● EXERCISE AIM: The data must be returned in full and exactly as given.

● DATA FOR PROCESSING:
- - -
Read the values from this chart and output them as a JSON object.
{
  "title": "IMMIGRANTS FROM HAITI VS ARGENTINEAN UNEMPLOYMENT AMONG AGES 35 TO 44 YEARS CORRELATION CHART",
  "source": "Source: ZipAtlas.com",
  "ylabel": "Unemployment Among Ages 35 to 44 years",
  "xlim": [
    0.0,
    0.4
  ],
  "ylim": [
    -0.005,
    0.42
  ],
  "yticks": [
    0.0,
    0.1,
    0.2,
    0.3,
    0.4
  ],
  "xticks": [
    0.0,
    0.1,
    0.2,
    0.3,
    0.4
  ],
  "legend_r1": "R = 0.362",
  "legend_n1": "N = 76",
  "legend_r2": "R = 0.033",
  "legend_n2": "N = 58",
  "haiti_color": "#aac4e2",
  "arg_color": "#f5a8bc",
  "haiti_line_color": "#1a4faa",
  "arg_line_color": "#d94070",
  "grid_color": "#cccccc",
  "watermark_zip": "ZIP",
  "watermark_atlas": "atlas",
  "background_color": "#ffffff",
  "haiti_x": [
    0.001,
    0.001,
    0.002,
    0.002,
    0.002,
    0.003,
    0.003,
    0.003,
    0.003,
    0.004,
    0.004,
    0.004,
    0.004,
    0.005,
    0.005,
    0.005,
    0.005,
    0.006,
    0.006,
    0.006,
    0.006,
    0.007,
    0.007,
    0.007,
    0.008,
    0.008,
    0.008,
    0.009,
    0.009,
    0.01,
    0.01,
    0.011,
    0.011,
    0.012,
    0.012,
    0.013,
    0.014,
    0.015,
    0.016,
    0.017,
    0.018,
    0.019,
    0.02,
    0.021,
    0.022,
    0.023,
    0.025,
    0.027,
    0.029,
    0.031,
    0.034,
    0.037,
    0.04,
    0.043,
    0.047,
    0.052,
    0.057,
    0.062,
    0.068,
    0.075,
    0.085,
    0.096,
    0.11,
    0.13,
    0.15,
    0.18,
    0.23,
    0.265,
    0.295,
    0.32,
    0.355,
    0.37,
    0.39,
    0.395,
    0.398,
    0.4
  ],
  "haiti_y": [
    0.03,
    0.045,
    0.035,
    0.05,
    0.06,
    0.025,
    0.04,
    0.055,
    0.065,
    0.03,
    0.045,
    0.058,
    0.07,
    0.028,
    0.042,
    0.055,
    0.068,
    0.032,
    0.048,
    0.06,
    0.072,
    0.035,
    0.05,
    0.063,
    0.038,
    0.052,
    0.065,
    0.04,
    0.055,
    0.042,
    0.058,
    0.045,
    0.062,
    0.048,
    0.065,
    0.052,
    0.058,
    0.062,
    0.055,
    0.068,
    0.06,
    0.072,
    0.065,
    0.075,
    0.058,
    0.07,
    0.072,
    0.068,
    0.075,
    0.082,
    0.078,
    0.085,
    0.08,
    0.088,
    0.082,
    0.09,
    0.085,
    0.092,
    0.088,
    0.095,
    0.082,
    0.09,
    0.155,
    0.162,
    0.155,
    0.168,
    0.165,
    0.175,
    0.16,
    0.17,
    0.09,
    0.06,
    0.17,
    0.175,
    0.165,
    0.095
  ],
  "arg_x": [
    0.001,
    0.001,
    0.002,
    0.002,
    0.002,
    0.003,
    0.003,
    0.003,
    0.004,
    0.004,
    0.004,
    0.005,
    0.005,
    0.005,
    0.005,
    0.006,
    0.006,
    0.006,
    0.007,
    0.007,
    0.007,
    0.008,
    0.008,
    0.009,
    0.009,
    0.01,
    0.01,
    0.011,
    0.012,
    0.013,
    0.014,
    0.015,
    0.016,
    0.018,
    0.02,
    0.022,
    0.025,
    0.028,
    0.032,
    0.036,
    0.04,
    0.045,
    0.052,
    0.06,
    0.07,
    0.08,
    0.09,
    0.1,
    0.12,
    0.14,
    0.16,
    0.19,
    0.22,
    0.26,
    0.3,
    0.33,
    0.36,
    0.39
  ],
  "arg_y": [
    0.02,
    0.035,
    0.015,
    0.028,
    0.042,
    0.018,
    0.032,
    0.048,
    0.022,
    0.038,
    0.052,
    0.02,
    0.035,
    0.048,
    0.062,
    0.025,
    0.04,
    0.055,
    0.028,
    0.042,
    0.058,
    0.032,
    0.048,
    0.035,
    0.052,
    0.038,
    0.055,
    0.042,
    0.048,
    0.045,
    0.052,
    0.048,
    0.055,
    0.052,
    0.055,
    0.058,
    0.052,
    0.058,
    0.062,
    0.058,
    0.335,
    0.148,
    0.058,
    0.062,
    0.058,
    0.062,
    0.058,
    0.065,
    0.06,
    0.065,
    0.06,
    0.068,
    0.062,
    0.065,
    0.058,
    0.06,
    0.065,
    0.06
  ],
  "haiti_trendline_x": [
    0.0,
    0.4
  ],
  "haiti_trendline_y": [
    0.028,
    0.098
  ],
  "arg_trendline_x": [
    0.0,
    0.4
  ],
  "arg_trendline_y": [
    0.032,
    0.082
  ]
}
- - -
● FINISHED EXERCISE:
Read the values from this chart and output them as a JSON object.
{
  "title": "IMMIGRANTS FROM HAITI VS ARGENTINEAN UNEMPLOYMENT AMONG AGES 35 TO 44 YEARS CORRELATION CHART",
  "source": "Source: ZipAtlas.com",
  "ylabel": "Unemployment Among Ages 35 to 44 years",
  "xlim": [
    0.0,
    0.4
  ],
  "ylim": [
    -0.005,
    0.42
  ],
  "yticks": [
    0.0,
    0.1,
    0.2,
    0.3,
    0.4
  ],
  "xticks": [
    0.0,
    0.1,
    0.2,
    0.3,
    0.4
  ],
  "legend_r1": "R = 0.362",
  "legend_n1": "N = 76",
  "legend_r2": "R = 0.033",
  "legend_n2": "N = 58",
  "haiti_color": "#aac4e2",
  "arg_color": "#f5a8bc",
  "haiti_line_color": "#1a4faa",
  "arg_line_color": "#d94070",
  "grid_color": "#cccccc",
  "watermark_zip": "ZIP",
  "watermark_atlas": "atlas",
  "background_color": "#ffffff",
  "haiti_x": [
    0.001,
    0.001,
    0.002,
    0.002,
    0.002,
    0.003,
    0.003,
    0.003,
    0.003,
    0.004,
    0.004,
    0.004,
    0.004,
    0.005,
    0.005,
    0.005,
    0.005,
    0.006,
    0.006,
    0.006,
    0.006,
    0.007,
    0.007,
    0.007,
    0.008,
    0.008,
    0.008,
    0.009,
    0.009,
    0.01,
    0.01,
    0.011,
    0.011,
    0.012,
    0.012,
    0.013,
    0.014,
    0.015,
    0.016,
    0.017,
    0.018,
    0.019,
    0.02,
    0.021,
    0.022,
    0.023,
    0.025,
    0.027,
    0.029,
    0.031,
    0.034,
    0.037,
    0.04,
    0.043,
    0.047,
    0.052,
    0.057,
    0.062,
    0.068,
    0.075,
    0.085,
    0.096,
    0.11,
    0.13,
    0.15,
    0.18,
    0.23,
    0.265,
    0.295,
    0.32,
    0.355,
    0.37,
    0.39,
    0.395,
    0.398,
    0.4
  ],
  "haiti_y": [
    0.03,
    0.045,
    0.035,
    0.05,
    0.06,
    0.025,
    0.04,
    0.055,
    0.065,
    0.03,
    0.045,
    0.058,
    0.07,
    0.028,
    0.042,
    0.055,
    0.068,
    0.032,
    0.048,
    0.06,
    0.072,
    0.035,
    0.05,
    0.063,
    0.038,
    0.052,
    0.065,
    0.04,
    0.055,
    0.042,
    0.058,
    0.045,
    0.062,
    0.048,
    0.065,
    0.052,
    0.058,
    0.062,
    0.055,
    0.068,
    0.06,
    0.072,
    0.065,
    0.075,
    0.058,
    0.07,
    0.072,
    0.068,
    0.075,
    0.082,
    0.078,
    0.085,
    0.08,
    0.088,
    0.082,
    0.09,
    0.085,
    0.092,
    0.088,
    0.095,
    0.082,
    0.09,
    0.155,
    0.162,
    0.155,
    0.168,
    0.165,
    0.175,
    0.16,
    0.17,
    0.09,
    0.06,
    0.17,
    0.175,
    0.165,
    0.095
  ],
  "arg_x": [
    0.001,
    0.001,
    0.002,
    0.002,
    0.002,
    0.003,
    0.003,
    0.003,
    0.004,
    0.004,
    0.004,
    0.005,
    0.005,
    0.005,
    0.005,
    0.006,
    0.006,
    0.006,
    0.007,
    0.007,
    0.007,
    0.008,
    0.008,
    0.009,
    0.009,
    0.01,
    0.01,
    0.011,
    0.012,
    0.013,
    0.014,
    0.015,
    0.016,
    0.018,
    0.02,
    0.022,
    0.025,
    0.028,
    0.032,
    0.036,
    0.04,
    0.045,
    0.052,
    0.06,
    0.07,
    0.08,
    0.09,
    0.1,
    0.12,
    0.14,
    0.16,
    0.19,
    0.22,
    0.26,
    0.3,
    0.33,
    0.36,
    0.39
  ],
  "arg_y": [
    0.02,
    0.035,
    0.015,
    0.028,
    0.042,
    0.018,
    0.032,
    0.048,
    0.022,
    0.038,
    0.052,
    0.02,
    0.035,
    0.048,
    0.062,
    0.025,
    0.04,
    0.055,
    0.028,
    0.042,
    0.058,
    0.032,
    0.048,
    0.035,
    0.052,
    0.038,
    0.055,
    0.042,
    0.048,
    0.045,
    0.052,
    0.048,
    0.055,
    0.052,
    0.055,
    0.058,
    0.052,
    0.058,
    0.062,
    0.058,
    0.335,
    0.148,
    0.058,
    0.062,
    0.058,
    0.062,
    0.058,
    0.065,
    0.06,
    0.065,
    0.06,
    0.068,
    0.062,
    0.065,
    0.058,
    0.06,
    0.065,
    0.06
  ],
  "haiti_trendline_x": [
    0.0,
    0.4
  ],
  "haiti_trendline_y": [
    0.028,
    0.098
  ],
  "arg_trendline_x": [
    0.0,
    0.4
  ],
  "arg_trendline_y": [
    0.032,
    0.082
  ]
}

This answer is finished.